§ Records for this exercise:

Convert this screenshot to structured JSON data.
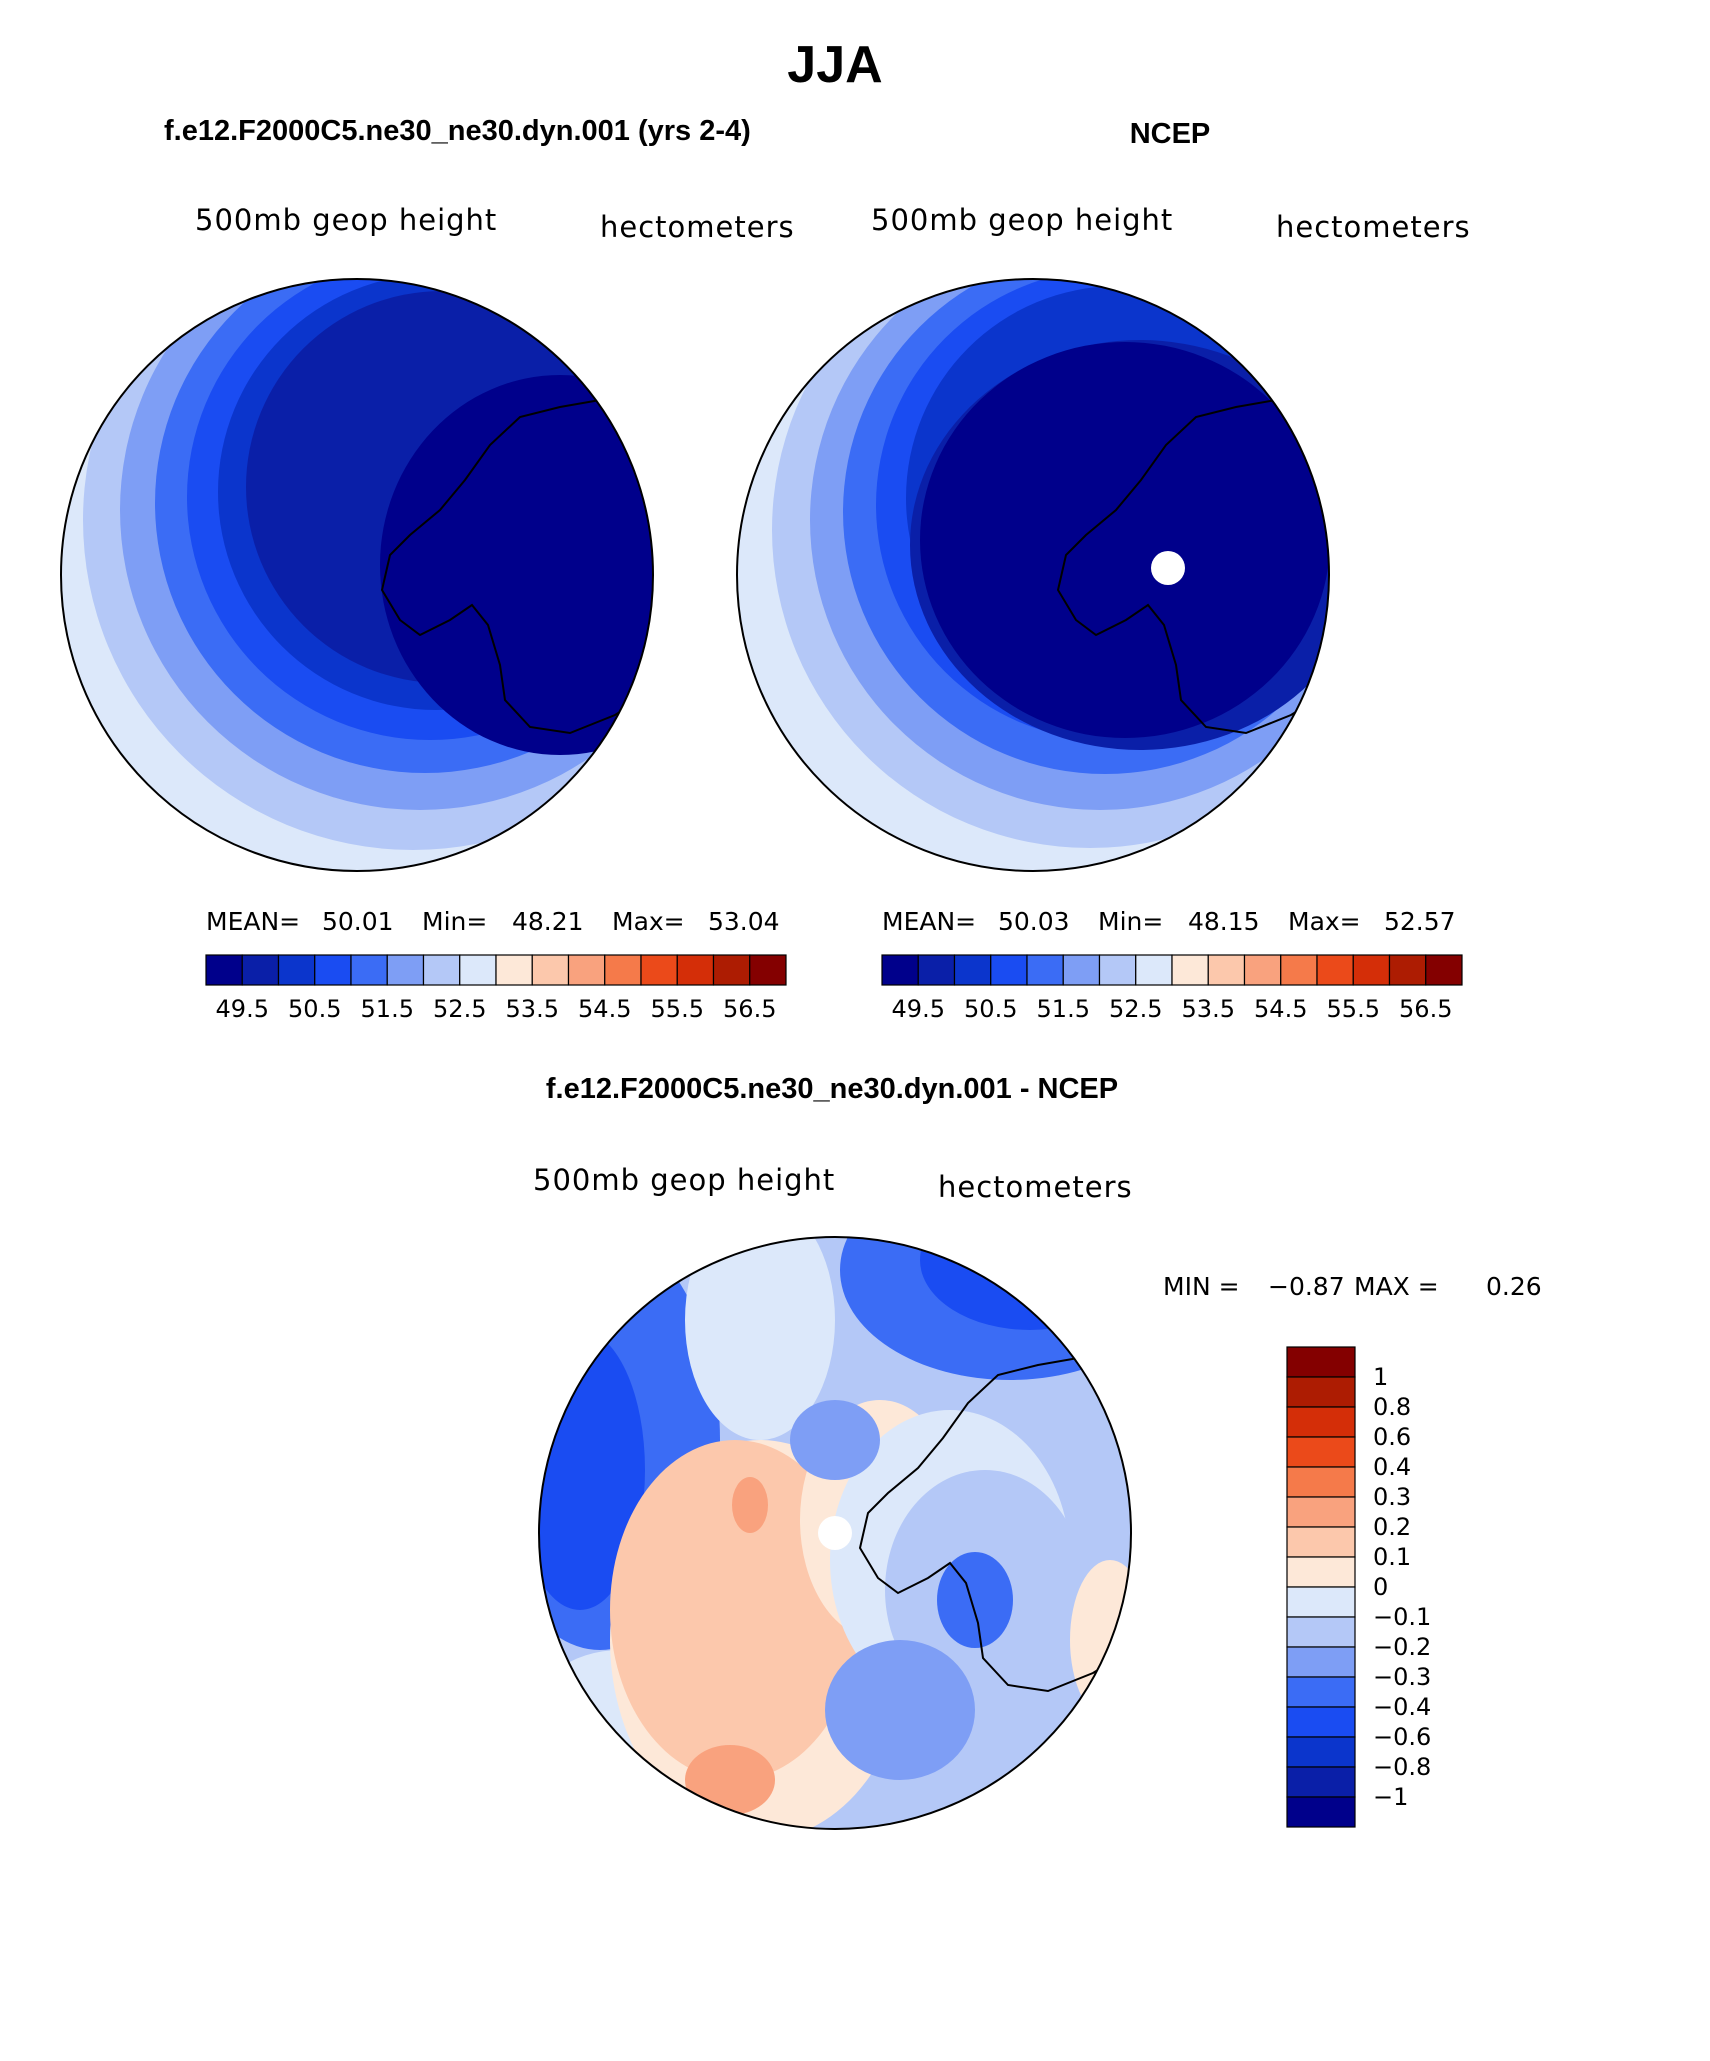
{
  "figure": {
    "title": "JJA",
    "panels": [
      {
        "header": "f.e12.F2000C5.ne30_ne30.dyn.001 (yrs 2-4)",
        "variable": "500mb geop height",
        "units": "hectometers",
        "stats": {
          "mean_label": "MEAN=",
          "mean": "50.01",
          "min_label": "Min=",
          "min": "48.21",
          "max_label": "Max=",
          "max": "53.04"
        }
      },
      {
        "header": "NCEP",
        "variable": "500mb geop height",
        "units": "hectometers",
        "stats": {
          "mean_label": "MEAN=",
          "mean": "50.03",
          "min_label": "Min=",
          "min": "48.15",
          "max_label": "Max=",
          "max": "52.57"
        }
      },
      {
        "header": "f.e12.F2000C5.ne30_ne30.dyn.001 - NCEP",
        "variable": "500mb geop height",
        "units": "hectometers",
        "stats": {
          "min_label": "MIN =",
          "min": "−0.87",
          "max_label": "MAX =",
          "max": "0.26"
        }
      }
    ],
    "colorbar_abs": {
      "colors": [
        "#00008b",
        "#0a1fa8",
        "#0b35cc",
        "#1a4cf2",
        "#3b6cf5",
        "#7e9ef5",
        "#b4c8f7",
        "#dce8fa",
        "#fde8d8",
        "#fcc8ac",
        "#f9a27e",
        "#f57a4a",
        "#eb4a1a",
        "#d42e08",
        "#ad1c02",
        "#840000"
      ],
      "labels": [
        "49.5",
        "50.5",
        "51.5",
        "52.5",
        "53.5",
        "54.5",
        "55.5",
        "56.5"
      ]
    },
    "colorbar_diff": {
      "colors": [
        "#840000",
        "#ad1c02",
        "#d42e08",
        "#eb4a1a",
        "#f57a4a",
        "#f9a27e",
        "#fcc8ac",
        "#fde8d8",
        "#dce8fa",
        "#b4c8f7",
        "#7e9ef5",
        "#3b6cf5",
        "#1a4cf2",
        "#0b35cc",
        "#0a1fa8",
        "#00008b"
      ],
      "labels": [
        "1",
        "0.8",
        "0.6",
        "0.4",
        "0.3",
        "0.2",
        "0.1",
        "0",
        "−0.1",
        "−0.2",
        "−0.3",
        "−0.4",
        "−0.6",
        "−0.8",
        "−1"
      ]
    }
  }
}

§ Requirement: Copy the records word for word, leaving no picture in the copy.

§ Exercise answer:
Convert this screenshot to structured JSON data.
{
  "figure": {
    "title": "JJA",
    "panels": [
      {
        "header": "f.e12.F2000C5.ne30_ne30.dyn.001 (yrs 2-4)",
        "variable": "500mb geop height",
        "units": "hectometers",
        "stats": {
          "mean_label": "MEAN=",
          "mean": "50.01",
          "min_label": "Min=",
          "min": "48.21",
          "max_label": "Max=",
          "max": "53.04"
        }
      },
      {
        "header": "NCEP",
        "variable": "500mb geop height",
        "units": "hectometers",
        "stats": {
          "mean_label": "MEAN=",
          "mean": "50.03",
          "min_label": "Min=",
          "min": "48.15",
          "max_label": "Max=",
          "max": "52.57"
        }
      },
      {
        "header": "f.e12.F2000C5.ne30_ne30.dyn.001 - NCEP",
        "variable": "500mb geop height",
        "units": "hectometers",
        "stats": {
          "min_label": "MIN =",
          "min": "−0.87",
          "max_label": "MAX =",
          "max": "0.26"
        }
      }
    ],
    "colorbar_abs": {
      "colors": [
        "#00008b",
        "#0a1fa8",
        "#0b35cc",
        "#1a4cf2",
        "#3b6cf5",
        "#7e9ef5",
        "#b4c8f7",
        "#dce8fa",
        "#fde8d8",
        "#fcc8ac",
        "#f9a27e",
        "#f57a4a",
        "#eb4a1a",
        "#d42e08",
        "#ad1c02",
        "#840000"
      ],
      "labels": [
        "49.5",
        "50.5",
        "51.5",
        "52.5",
        "53.5",
        "54.5",
        "55.5",
        "56.5"
      ]
    },
    "colorbar_diff": {
      "colors": [
        "#840000",
        "#ad1c02",
        "#d42e08",
        "#eb4a1a",
        "#f57a4a",
        "#f9a27e",
        "#fcc8ac",
        "#fde8d8",
        "#dce8fa",
        "#b4c8f7",
        "#7e9ef5",
        "#3b6cf5",
        "#1a4cf2",
        "#0b35cc",
        "#0a1fa8",
        "#00008b"
      ],
      "labels": [
        "1",
        "0.8",
        "0.6",
        "0.4",
        "0.3",
        "0.2",
        "0.1",
        "0",
        "−0.1",
        "−0.2",
        "−0.3",
        "−0.4",
        "−0.6",
        "−0.8",
        "−1"
      ]
    }
  }
}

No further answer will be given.